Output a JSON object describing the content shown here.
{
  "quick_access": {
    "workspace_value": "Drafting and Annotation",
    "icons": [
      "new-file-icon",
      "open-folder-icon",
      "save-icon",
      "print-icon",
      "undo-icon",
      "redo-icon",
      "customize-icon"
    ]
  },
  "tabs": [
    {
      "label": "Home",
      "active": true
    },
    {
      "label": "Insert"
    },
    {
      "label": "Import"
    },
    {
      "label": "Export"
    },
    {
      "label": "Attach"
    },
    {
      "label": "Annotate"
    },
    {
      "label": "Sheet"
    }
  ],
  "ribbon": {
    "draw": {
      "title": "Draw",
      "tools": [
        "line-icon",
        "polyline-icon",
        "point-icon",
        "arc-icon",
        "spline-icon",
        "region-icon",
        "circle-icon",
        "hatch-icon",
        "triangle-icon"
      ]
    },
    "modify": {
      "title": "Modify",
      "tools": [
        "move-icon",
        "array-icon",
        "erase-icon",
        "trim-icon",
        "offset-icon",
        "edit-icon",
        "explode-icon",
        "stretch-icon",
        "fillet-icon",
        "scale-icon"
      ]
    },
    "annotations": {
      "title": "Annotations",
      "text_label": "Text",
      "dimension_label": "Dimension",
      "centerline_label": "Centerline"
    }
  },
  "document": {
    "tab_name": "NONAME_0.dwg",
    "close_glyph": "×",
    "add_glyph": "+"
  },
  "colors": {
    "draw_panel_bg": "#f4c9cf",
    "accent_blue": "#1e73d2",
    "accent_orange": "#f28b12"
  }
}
• • • • •
THE TASK: Copy all lines of the listing above that contain the string "title".

WRITTEN REPLY:
      "title": "Draw",
      "title": "Modify",
      "title": "Annotations",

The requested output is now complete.